What you will do:
Carry none of the pictures over; write out the complete data exactly.

Stored entries
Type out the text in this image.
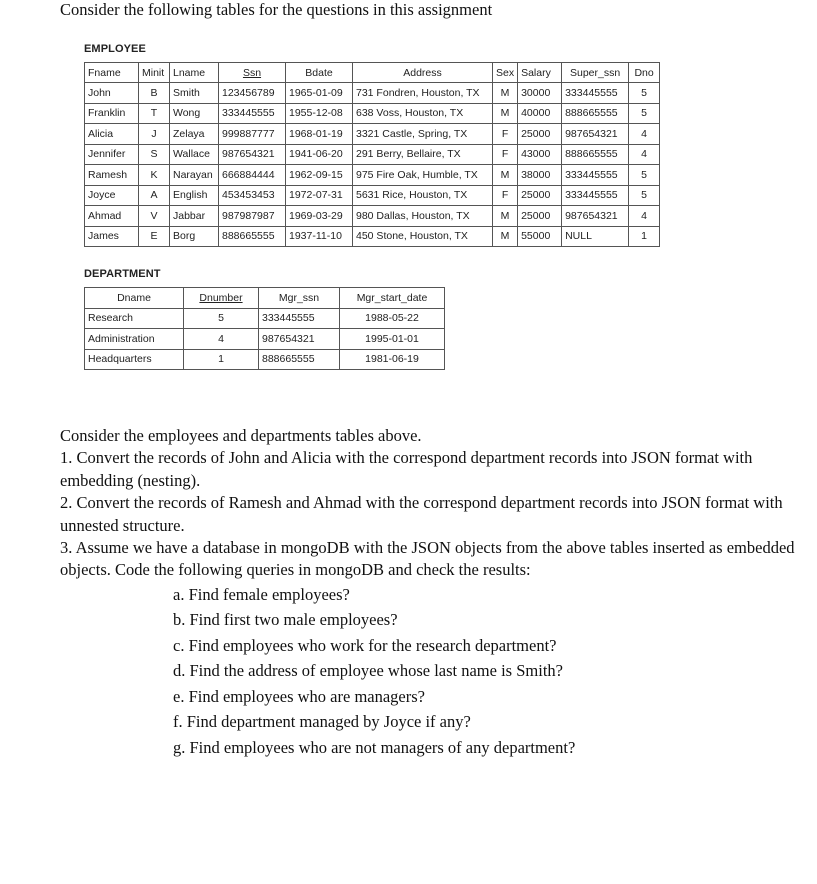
Consider the following tables for the questions in this assignment
EMPLOYEE
Fname	Minit	Lname	Ssn	Bdate	Address	Sex	Salary	Super_ssn	Dno
John	B	Smith	123456789	1965-01-09	731 Fondren, Houston, TX	M	30000	333445555	5
Franklin	T	Wong	333445555	1955-12-08	638 Voss, Houston, TX	M	40000	888665555	5
Alicia	J	Zelaya	999887777	1968-01-19	3321 Castle, Spring, TX	F	25000	987654321	4
Jennifer	S	Wallace	987654321	1941-06-20	291 Berry, Bellaire, TX	F	43000	888665555	4
Ramesh	K	Narayan	666884444	1962-09-15	975 Fire Oak, Humble, TX	M	38000	333445555	5
Joyce	A	English	453453453	1972-07-31	5631 Rice, Houston, TX	F	25000	333445555	5
Ahmad	V	Jabbar	987987987	1969-03-29	980 Dallas, Houston, TX	M	25000	987654321	4
James	E	Borg	888665555	1937-11-10	450 Stone, Houston, TX	M	55000	NULL	1
DEPARTMENT
Dname	Dnumber	Mgr_ssn	Mgr_start_date
Research	5	333445555	1988-05-22
Administration	4	987654321	1995-01-01
Headquarters	1	888665555	1981-06-19

Consider the employees and departments tables above.

1. Convert the records of John and Alicia with the correspond department records into JSON format with embedding (nesting).

2. Convert the records of Ramesh and Ahmad with the correspond department records into JSON format with unnested structure.

3. Assume we have a database in mongoDB with the JSON objects from the above tables inserted as embedded objects. Code the following queries in mongoDB and check the results:

a. Find female employees?
b. Find first two male employees?
c. Find employees who work for the research department?
d. Find the address of employee whose last name is Smith?
e. Find employees who are managers?
f. Find department managed by Joyce if any?
g. Find employees who are not managers of any department?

Output of the exercise:
Type out the text in this image.
Consider the following tables for the questions in this assignment
EMPLOYEE
Fname	Minit	Lname	Ssn	Bdate	Address	Sex	Salary	Super_ssn	Dno
John	B	Smith	123456789	1965-01-09	731 Fondren, Houston, TX	M	30000	333445555	5
Franklin	T	Wong	333445555	1955-12-08	638 Voss, Houston, TX	M	40000	888665555	5
Alicia	J	Zelaya	999887777	1968-01-19	3321 Castle, Spring, TX	F	25000	987654321	4
Jennifer	S	Wallace	987654321	1941-06-20	291 Berry, Bellaire, TX	F	43000	888665555	4
Ramesh	K	Narayan	666884444	1962-09-15	975 Fire Oak, Humble, TX	M	38000	333445555	5
Joyce	A	English	453453453	1972-07-31	5631 Rice, Houston, TX	F	25000	333445555	5
Ahmad	V	Jabbar	987987987	1969-03-29	980 Dallas, Houston, TX	M	25000	987654321	4
James	E	Borg	888665555	1937-11-10	450 Stone, Houston, TX	M	55000	NULL	1
DEPARTMENT
Dname	Dnumber	Mgr_ssn	Mgr_start_date
Research	5	333445555	1988-05-22
Administration	4	987654321	1995-01-01
Headquarters	1	888665555	1981-06-19

Consider the employees and departments tables above.

1. Convert the records of John and Alicia with the correspond department records into JSON format with embedding (nesting).

2. Convert the records of Ramesh and Ahmad with the correspond department records into JSON format with unnested structure.

3. Assume we have a database in mongoDB with the JSON objects from the above tables inserted as embedded objects. Code the following queries in mongoDB and check the results:

a. Find female employees?
b. Find first two male employees?
c. Find employees who work for the research department?
d. Find the address of employee whose last name is Smith?
e. Find employees who are managers?
f. Find department managed by Joyce if any?
g. Find employees who are not managers of any department?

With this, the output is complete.